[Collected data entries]

-- Start --

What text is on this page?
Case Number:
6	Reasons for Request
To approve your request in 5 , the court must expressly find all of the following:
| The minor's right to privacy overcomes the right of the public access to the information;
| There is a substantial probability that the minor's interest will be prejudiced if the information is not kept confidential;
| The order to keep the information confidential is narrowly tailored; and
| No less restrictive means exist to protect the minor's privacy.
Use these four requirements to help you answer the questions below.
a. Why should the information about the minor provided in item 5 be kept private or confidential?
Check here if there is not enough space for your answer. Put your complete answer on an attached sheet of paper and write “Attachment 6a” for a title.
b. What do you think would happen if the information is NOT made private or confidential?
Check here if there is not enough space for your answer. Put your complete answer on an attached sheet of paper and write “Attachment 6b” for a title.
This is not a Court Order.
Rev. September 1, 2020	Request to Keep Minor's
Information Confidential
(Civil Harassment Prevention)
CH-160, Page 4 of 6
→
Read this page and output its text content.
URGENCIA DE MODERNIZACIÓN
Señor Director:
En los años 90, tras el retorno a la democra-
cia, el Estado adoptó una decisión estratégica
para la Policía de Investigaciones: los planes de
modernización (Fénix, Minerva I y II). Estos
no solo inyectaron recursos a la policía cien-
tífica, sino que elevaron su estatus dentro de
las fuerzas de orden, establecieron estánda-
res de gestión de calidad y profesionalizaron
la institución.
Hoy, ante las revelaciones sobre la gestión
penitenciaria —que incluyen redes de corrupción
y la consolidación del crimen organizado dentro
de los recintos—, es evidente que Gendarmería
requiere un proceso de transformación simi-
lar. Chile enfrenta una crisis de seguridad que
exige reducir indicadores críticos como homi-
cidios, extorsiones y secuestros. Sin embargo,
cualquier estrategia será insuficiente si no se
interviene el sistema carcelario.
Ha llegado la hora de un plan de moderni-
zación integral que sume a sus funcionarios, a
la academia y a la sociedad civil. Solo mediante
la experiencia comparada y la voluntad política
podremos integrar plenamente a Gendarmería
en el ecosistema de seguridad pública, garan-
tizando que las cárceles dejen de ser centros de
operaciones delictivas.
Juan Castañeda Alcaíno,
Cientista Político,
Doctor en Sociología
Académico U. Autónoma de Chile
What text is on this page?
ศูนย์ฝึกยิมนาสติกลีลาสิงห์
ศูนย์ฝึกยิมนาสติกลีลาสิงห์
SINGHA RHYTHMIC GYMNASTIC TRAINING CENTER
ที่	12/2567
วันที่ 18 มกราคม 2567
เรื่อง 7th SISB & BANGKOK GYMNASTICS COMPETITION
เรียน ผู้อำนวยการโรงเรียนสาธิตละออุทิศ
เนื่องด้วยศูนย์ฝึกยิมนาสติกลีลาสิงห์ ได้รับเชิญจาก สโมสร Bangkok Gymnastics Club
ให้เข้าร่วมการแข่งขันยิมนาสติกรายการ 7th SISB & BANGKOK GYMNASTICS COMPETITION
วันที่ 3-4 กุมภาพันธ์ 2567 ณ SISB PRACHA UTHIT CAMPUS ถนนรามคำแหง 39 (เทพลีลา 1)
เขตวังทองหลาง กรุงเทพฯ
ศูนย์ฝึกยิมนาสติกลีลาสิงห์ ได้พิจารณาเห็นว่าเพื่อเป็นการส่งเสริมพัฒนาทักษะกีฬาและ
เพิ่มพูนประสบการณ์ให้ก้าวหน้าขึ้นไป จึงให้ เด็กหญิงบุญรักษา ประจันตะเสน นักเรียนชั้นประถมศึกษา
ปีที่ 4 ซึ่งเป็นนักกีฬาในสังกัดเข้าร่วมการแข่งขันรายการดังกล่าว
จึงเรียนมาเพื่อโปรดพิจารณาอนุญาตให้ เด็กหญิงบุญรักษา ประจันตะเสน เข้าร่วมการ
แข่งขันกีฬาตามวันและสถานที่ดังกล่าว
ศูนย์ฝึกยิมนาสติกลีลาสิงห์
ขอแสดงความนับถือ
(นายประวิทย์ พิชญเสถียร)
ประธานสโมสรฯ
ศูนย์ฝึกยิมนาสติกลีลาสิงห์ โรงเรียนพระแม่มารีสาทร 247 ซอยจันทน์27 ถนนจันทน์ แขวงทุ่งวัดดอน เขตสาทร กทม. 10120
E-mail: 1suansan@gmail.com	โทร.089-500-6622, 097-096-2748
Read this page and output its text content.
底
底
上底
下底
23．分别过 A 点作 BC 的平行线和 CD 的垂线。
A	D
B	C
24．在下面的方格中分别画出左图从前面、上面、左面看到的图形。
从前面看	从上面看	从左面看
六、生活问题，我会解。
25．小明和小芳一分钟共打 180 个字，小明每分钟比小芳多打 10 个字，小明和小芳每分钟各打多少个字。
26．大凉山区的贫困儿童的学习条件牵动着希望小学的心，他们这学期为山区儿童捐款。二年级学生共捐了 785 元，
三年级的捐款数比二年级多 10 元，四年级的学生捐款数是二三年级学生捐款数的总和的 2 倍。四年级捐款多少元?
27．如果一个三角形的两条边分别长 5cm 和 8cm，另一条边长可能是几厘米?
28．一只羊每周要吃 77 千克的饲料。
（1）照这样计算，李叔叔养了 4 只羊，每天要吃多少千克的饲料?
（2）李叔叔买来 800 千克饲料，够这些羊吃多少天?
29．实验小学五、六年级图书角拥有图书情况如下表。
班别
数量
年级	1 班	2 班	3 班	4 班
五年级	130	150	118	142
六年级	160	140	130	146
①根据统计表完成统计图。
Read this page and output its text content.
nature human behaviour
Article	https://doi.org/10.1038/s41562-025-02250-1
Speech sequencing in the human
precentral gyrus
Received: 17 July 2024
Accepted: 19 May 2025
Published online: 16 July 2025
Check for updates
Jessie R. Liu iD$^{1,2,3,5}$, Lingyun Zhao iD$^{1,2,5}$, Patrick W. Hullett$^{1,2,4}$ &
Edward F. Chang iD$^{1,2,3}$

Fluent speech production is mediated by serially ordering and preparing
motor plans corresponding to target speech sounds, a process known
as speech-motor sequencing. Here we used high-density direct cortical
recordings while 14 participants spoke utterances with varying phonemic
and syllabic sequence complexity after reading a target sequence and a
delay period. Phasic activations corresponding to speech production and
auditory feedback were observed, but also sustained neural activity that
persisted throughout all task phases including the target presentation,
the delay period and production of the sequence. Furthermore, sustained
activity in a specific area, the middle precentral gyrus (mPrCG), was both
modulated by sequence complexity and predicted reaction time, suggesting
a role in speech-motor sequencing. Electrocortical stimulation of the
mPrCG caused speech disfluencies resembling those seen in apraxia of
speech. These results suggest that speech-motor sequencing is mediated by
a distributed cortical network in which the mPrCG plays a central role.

-- End --

[INSTRUCTION]
Say the number of lines in the listing that hold "sequence", with no added words.

[ANSWER FOR THE TASK]
3